The problem: Write out every record in full, exactly as written, please.

(Figure collection entries)
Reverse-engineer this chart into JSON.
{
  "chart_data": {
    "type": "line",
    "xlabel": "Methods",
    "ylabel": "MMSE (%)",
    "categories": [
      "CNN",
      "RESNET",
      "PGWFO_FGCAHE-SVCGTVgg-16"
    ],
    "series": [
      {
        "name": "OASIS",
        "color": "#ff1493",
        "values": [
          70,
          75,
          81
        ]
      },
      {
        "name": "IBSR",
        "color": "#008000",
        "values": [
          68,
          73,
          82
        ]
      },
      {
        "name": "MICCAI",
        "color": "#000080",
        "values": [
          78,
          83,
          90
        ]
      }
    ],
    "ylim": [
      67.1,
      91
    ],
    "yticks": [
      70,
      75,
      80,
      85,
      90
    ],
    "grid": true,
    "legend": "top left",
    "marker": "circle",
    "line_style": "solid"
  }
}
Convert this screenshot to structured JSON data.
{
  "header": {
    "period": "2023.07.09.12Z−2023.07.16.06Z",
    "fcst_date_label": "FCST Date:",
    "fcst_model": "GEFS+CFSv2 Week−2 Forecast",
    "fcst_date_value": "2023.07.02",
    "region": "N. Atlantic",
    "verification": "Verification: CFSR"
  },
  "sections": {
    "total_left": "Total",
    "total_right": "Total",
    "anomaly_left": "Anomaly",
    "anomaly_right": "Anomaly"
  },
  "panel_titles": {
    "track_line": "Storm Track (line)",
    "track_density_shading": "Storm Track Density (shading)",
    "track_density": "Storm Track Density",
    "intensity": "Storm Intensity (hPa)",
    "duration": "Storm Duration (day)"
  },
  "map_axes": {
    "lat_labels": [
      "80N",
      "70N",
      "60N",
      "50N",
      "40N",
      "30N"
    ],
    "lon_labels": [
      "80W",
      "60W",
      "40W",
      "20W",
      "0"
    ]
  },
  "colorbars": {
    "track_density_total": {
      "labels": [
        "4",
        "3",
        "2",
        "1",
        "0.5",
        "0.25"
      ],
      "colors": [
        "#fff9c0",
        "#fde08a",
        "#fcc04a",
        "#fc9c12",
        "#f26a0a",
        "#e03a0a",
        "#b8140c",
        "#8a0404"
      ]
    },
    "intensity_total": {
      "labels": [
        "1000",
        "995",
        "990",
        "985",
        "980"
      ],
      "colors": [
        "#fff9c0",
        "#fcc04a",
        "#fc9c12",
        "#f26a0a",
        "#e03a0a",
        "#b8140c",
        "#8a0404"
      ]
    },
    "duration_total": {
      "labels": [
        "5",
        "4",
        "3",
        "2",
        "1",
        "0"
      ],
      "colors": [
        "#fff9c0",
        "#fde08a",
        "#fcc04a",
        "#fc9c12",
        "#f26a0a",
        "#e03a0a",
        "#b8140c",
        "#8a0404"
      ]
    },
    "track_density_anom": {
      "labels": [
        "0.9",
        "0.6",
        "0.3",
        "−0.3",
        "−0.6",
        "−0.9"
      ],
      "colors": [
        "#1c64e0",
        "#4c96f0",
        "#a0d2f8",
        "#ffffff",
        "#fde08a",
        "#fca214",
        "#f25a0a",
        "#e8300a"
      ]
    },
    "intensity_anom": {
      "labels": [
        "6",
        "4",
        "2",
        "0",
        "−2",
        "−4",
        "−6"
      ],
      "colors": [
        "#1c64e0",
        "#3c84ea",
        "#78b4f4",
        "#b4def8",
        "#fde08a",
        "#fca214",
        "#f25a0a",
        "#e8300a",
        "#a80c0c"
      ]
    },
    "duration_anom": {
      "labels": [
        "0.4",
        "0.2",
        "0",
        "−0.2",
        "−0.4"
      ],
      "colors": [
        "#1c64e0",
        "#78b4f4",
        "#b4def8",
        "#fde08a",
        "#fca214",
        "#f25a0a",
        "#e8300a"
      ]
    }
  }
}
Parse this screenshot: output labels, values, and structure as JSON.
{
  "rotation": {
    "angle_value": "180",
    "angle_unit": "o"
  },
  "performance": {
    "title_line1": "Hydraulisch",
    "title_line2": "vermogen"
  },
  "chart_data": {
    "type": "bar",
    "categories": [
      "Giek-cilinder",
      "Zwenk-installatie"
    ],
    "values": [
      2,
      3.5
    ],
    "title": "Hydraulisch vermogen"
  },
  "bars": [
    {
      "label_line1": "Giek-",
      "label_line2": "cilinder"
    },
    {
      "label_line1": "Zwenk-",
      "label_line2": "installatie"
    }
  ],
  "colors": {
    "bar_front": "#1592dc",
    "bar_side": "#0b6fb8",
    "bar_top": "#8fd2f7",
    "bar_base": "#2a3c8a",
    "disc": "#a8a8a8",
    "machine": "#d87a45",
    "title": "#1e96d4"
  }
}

Full response:
Reverse-engineer this chart into JSON.
{
  "chart_data": {
    "type": "line",
    "xlabel": "Methods",
    "ylabel": "MMSE (%)",
    "categories": [
      "CNN",
      "RESNET",
      "PGWFO_FGCAHE-SVCGTVgg-16"
    ],
    "series": [
      {
        "name": "OASIS",
        "color": "#ff1493",
        "values": [
          70,
          75,
          81
        ]
      },
      {
        "name": "IBSR",
        "color": "#008000",
        "values": [
          68,
          73,
          82
        ]
      },
      {
        "name": "MICCAI",
        "color": "#000080",
        "values": [
          78,
          83,
          90
        ]
      }
    ],
    "ylim": [
      67.1,
      91
    ],
    "yticks": [
      70,
      75,
      80,
      85,
      90
    ],
    "grid": true,
    "legend": "top left",
    "marker": "circle",
    "line_style": "solid"
  }
}
Convert this screenshot to structured JSON data.
{
  "header": {
    "period": "2023.07.09.12Z−2023.07.16.06Z",
    "fcst_date_label": "FCST Date:",
    "fcst_model": "GEFS+CFSv2 Week−2 Forecast",
    "fcst_date_value": "2023.07.02",
    "region": "N. Atlantic",
    "verification": "Verification: CFSR"
  },
  "sections": {
    "total_left": "Total",
    "total_right": "Total",
    "anomaly_left": "Anomaly",
    "anomaly_right": "Anomaly"
  },
  "panel_titles": {
    "track_line": "Storm Track (line)",
    "track_density_shading": "Storm Track Density (shading)",
    "track_density": "Storm Track Density",
    "intensity": "Storm Intensity (hPa)",
    "duration": "Storm Duration (day)"
  },
  "map_axes": {
    "lat_labels": [
      "80N",
      "70N",
      "60N",
      "50N",
      "40N",
      "30N"
    ],
    "lon_labels": [
      "80W",
      "60W",
      "40W",
      "20W",
      "0"
    ]
  },
  "colorbars": {
    "track_density_total": {
      "labels": [
        "4",
        "3",
        "2",
        "1",
        "0.5",
        "0.25"
      ],
      "colors": [
        "#fff9c0",
        "#fde08a",
        "#fcc04a",
        "#fc9c12",
        "#f26a0a",
        "#e03a0a",
        "#b8140c",
        "#8a0404"
      ]
    },
    "intensity_total": {
      "labels": [
        "1000",
        "995",
        "990",
        "985",
        "980"
      ],
      "colors": [
        "#fff9c0",
        "#fcc04a",
        "#fc9c12",
        "#f26a0a",
        "#e03a0a",
        "#b8140c",
        "#8a0404"
      ]
    },
    "duration_total": {
      "labels": [
        "5",
        "4",
        "3",
        "2",
        "1",
        "0"
      ],
      "colors": [
        "#fff9c0",
        "#fde08a",
        "#fcc04a",
        "#fc9c12",
        "#f26a0a",
        "#e03a0a",
        "#b8140c",
        "#8a0404"
      ]
    },
    "track_density_anom": {
      "labels": [
        "0.9",
        "0.6",
        "0.3",
        "−0.3",
        "−0.6",
        "−0.9"
      ],
      "colors": [
        "#1c64e0",
        "#4c96f0",
        "#a0d2f8",
        "#ffffff",
        "#fde08a",
        "#fca214",
        "#f25a0a",
        "#e8300a"
      ]
    },
    "intensity_anom": {
      "labels": [
        "6",
        "4",
        "2",
        "0",
        "−2",
        "−4",
        "−6"
      ],
      "colors": [
        "#1c64e0",
        "#3c84ea",
        "#78b4f4",
        "#b4def8",
        "#fde08a",
        "#fca214",
        "#f25a0a",
        "#e8300a",
        "#a80c0c"
      ]
    },
    "duration_anom": {
      "labels": [
        "0.4",
        "0.2",
        "0",
        "−0.2",
        "−0.4"
      ],
      "colors": [
        "#1c64e0",
        "#78b4f4",
        "#b4def8",
        "#fde08a",
        "#fca214",
        "#f25a0a",
        "#e8300a"
      ]
    }
  }
}
Parse this screenshot: output labels, values, and structure as JSON.
{
  "rotation": {
    "angle_value": "180",
    "angle_unit": "o"
  },
  "performance": {
    "title_line1": "Hydraulisch",
    "title_line2": "vermogen"
  },
  "chart_data": {
    "type": "bar",
    "categories": [
      "Giek-cilinder",
      "Zwenk-installatie"
    ],
    "values": [
      2,
      3.5
    ],
    "title": "Hydraulisch vermogen"
  },
  "bars": [
    {
      "label_line1": "Giek-",
      "label_line2": "cilinder"
    },
    {
      "label_line1": "Zwenk-",
      "label_line2": "installatie"
    }
  ],
  "colors": {
    "bar_front": "#1592dc",
    "bar_side": "#0b6fb8",
    "bar_top": "#8fd2f7",
    "bar_base": "#2a3c8a",
    "disc": "#a8a8a8",
    "machine": "#d87a45",
    "title": "#1e96d4"
  }
}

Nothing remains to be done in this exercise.